**AIM**
Select the lines that contain "Department" and copy each of them.

Dataset items
++++

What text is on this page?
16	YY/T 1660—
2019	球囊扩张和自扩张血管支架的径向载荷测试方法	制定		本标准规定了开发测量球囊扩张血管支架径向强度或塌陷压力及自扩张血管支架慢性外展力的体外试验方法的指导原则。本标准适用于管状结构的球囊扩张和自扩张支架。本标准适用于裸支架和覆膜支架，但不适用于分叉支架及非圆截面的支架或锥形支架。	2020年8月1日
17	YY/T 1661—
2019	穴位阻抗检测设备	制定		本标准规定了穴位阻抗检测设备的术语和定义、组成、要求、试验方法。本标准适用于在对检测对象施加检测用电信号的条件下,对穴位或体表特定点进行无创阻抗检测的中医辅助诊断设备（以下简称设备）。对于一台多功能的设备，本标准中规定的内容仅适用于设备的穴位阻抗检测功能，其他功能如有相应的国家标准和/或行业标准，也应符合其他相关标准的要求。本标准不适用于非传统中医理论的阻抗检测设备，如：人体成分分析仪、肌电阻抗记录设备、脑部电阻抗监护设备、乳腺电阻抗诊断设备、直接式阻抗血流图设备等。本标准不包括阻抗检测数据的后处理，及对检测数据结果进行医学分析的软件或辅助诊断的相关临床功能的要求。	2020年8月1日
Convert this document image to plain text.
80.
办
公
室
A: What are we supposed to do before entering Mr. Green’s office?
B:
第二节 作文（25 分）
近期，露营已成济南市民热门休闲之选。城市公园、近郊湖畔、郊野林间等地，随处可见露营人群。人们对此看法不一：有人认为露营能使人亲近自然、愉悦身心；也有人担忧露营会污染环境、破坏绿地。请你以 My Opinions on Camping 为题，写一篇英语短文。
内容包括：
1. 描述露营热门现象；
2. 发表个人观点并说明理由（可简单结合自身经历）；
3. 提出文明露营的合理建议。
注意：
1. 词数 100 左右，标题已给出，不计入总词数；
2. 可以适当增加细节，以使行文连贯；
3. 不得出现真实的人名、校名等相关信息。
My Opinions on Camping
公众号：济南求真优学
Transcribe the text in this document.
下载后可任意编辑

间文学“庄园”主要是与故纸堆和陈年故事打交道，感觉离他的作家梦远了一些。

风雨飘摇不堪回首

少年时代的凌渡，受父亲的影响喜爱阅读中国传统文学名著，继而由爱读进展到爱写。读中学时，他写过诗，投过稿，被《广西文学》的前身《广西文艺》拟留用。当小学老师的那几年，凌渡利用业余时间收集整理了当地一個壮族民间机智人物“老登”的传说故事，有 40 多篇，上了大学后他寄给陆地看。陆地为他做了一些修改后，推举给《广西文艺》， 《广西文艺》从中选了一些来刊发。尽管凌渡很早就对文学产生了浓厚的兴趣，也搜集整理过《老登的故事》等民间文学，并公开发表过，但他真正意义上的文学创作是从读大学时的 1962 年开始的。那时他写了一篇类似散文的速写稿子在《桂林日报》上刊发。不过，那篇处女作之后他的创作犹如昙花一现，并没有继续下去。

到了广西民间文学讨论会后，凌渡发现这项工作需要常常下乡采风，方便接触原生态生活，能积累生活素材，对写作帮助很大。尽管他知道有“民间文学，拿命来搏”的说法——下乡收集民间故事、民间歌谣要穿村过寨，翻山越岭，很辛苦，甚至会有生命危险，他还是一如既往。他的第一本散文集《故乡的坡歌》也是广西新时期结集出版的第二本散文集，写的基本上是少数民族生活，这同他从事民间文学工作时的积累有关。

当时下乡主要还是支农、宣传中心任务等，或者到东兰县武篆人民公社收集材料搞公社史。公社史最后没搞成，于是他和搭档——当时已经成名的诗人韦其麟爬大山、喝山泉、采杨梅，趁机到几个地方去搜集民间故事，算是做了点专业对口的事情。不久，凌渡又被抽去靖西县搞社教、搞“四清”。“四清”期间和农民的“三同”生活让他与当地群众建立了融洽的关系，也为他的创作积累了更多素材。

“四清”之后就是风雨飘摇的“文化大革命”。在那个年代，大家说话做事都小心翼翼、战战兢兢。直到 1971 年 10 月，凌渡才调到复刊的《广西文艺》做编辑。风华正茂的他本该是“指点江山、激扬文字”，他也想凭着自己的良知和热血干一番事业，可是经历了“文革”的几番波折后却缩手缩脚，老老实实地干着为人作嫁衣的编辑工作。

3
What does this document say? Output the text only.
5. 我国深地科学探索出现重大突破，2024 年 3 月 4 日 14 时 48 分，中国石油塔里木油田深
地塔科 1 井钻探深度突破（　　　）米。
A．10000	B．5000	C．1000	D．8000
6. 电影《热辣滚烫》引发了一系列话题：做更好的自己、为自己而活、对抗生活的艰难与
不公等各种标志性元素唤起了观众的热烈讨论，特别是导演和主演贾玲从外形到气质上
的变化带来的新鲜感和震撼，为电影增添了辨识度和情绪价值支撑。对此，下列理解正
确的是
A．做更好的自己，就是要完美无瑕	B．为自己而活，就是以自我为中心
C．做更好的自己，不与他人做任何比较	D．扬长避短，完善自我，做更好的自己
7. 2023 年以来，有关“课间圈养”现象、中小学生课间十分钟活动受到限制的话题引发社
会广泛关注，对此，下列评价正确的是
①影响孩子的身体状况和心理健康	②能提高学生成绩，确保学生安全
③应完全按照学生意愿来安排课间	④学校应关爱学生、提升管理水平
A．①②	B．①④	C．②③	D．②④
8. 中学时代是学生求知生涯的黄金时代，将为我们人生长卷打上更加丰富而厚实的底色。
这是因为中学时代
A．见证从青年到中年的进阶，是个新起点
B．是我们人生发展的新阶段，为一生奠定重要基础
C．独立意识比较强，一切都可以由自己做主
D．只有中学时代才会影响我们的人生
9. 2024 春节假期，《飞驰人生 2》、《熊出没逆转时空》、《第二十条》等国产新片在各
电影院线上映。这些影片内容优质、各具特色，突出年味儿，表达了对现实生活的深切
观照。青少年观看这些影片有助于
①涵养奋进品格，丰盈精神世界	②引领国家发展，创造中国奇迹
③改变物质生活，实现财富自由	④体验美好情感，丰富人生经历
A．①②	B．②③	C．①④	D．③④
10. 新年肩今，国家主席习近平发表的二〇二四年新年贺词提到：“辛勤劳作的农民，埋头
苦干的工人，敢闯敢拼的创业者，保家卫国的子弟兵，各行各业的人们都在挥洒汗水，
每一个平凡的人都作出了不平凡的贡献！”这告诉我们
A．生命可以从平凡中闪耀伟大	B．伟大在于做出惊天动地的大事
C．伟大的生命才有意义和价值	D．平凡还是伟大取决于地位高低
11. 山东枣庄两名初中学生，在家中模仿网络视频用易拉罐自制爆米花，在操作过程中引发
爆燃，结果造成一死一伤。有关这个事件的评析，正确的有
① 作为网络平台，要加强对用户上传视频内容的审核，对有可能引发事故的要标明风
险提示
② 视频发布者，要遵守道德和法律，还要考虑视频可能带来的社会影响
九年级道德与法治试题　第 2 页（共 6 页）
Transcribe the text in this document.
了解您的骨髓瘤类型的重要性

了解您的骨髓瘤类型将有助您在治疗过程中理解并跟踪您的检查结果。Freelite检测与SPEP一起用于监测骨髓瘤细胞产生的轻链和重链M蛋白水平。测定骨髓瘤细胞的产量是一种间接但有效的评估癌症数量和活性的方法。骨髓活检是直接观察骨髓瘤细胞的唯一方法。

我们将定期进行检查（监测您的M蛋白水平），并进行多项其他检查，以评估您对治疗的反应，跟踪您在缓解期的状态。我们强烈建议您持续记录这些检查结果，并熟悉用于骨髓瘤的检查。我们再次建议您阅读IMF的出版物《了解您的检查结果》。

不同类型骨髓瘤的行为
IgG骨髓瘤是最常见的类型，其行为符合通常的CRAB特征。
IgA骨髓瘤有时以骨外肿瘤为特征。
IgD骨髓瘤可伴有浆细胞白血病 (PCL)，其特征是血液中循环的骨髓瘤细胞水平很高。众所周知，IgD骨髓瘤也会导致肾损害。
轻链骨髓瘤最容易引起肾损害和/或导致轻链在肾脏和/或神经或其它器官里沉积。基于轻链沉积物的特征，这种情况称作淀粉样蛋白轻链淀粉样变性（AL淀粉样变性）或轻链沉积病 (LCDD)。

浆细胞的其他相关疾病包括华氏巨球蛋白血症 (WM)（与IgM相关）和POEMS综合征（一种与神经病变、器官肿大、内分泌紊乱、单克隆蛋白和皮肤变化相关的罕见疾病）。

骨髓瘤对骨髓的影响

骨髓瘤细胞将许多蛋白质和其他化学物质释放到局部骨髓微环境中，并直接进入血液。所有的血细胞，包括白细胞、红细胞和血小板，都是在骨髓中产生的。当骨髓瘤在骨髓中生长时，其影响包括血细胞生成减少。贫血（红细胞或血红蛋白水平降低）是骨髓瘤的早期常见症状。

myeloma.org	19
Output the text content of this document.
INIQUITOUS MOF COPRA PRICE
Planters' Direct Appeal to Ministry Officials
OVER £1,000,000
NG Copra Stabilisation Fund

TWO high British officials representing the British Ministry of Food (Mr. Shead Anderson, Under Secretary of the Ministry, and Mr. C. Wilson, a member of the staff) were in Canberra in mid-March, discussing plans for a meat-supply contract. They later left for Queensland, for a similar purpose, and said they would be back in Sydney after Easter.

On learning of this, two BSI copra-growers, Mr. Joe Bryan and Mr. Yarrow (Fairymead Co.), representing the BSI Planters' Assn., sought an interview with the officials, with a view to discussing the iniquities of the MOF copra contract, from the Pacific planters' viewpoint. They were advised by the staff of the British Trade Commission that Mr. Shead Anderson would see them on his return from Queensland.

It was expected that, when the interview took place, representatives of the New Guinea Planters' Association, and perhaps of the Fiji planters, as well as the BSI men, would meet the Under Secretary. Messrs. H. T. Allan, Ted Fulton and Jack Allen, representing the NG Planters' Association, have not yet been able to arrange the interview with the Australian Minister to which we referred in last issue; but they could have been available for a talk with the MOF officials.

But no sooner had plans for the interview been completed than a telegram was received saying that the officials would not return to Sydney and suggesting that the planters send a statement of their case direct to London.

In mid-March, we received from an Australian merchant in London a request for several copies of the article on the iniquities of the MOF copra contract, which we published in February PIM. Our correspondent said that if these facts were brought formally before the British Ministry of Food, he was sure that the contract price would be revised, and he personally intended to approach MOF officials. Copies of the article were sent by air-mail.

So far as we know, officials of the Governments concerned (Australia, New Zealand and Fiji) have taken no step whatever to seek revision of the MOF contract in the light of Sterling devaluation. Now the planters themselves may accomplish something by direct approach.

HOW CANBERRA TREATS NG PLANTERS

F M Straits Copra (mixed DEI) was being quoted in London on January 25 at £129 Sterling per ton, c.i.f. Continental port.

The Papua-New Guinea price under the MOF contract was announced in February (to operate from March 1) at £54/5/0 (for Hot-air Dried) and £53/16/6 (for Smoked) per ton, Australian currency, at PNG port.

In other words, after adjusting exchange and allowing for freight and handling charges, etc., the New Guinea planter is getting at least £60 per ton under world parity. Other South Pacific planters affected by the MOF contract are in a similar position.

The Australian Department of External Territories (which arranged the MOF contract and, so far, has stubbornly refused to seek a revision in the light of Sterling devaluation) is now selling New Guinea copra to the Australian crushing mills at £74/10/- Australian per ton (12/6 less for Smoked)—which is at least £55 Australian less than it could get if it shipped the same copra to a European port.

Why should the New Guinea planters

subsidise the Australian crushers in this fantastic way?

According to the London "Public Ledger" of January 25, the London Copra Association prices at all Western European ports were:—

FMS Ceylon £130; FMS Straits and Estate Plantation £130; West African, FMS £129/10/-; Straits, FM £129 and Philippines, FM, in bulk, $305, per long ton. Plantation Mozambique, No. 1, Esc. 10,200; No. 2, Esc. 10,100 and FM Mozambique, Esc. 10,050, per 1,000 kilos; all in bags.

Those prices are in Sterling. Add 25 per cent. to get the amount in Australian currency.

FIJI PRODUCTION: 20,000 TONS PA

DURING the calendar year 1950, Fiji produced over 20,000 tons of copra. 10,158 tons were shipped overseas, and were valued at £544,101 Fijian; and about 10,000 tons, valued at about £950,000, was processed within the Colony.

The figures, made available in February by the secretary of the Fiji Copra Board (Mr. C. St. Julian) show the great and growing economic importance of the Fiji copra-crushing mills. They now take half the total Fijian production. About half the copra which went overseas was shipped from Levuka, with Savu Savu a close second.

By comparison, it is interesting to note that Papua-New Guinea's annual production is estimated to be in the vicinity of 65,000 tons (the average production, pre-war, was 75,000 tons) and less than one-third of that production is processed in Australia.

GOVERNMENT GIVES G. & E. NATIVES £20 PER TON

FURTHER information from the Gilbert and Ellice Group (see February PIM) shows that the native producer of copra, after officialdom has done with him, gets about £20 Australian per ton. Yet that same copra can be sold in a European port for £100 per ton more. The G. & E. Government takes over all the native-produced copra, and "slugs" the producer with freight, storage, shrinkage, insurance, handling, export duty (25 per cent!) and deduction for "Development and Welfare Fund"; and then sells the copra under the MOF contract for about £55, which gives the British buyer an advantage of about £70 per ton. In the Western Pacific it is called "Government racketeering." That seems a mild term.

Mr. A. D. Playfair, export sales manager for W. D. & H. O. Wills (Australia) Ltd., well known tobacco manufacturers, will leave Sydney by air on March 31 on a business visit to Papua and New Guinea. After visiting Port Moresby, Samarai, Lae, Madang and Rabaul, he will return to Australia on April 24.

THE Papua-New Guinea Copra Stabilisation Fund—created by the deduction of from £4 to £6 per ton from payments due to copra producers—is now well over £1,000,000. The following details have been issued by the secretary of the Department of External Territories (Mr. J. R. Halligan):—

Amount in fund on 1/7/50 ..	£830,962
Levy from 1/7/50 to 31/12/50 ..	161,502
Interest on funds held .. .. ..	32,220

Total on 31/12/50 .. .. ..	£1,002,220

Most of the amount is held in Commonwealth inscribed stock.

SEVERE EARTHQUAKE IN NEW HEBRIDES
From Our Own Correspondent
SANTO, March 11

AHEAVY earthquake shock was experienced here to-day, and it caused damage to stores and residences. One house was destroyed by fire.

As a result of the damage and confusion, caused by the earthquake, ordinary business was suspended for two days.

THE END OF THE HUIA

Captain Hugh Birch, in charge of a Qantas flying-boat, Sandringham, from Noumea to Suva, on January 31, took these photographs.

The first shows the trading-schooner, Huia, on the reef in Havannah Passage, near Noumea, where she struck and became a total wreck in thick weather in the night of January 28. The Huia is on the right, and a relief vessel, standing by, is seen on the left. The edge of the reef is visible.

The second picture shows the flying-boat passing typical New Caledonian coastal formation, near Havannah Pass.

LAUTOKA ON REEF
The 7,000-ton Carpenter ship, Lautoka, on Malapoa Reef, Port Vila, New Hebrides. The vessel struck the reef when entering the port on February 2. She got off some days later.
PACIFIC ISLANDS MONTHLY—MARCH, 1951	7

++++

**TASK ANSWER**
The Australian Department of External Territories (which arranged the MOF contract and, so far, has stubbornly refused to seek a revision in the light of Sterling devaluation) is now selling New Guinea copra to the Australian crushing mills at £74/10/- Australian per ton (12/6 less for Smoked)—which is at least £55 Australian less than it could get if it shipped the same copra to a European port.
THE Papua-New Guinea Copra Stabilisation Fund—created by the deduction of from £4 to £6 per ton from payments due to copra producers—is now well over £1,000,000. The following details have been issued by the secretary of the Department of External Territories (Mr. J. R. Halligan):—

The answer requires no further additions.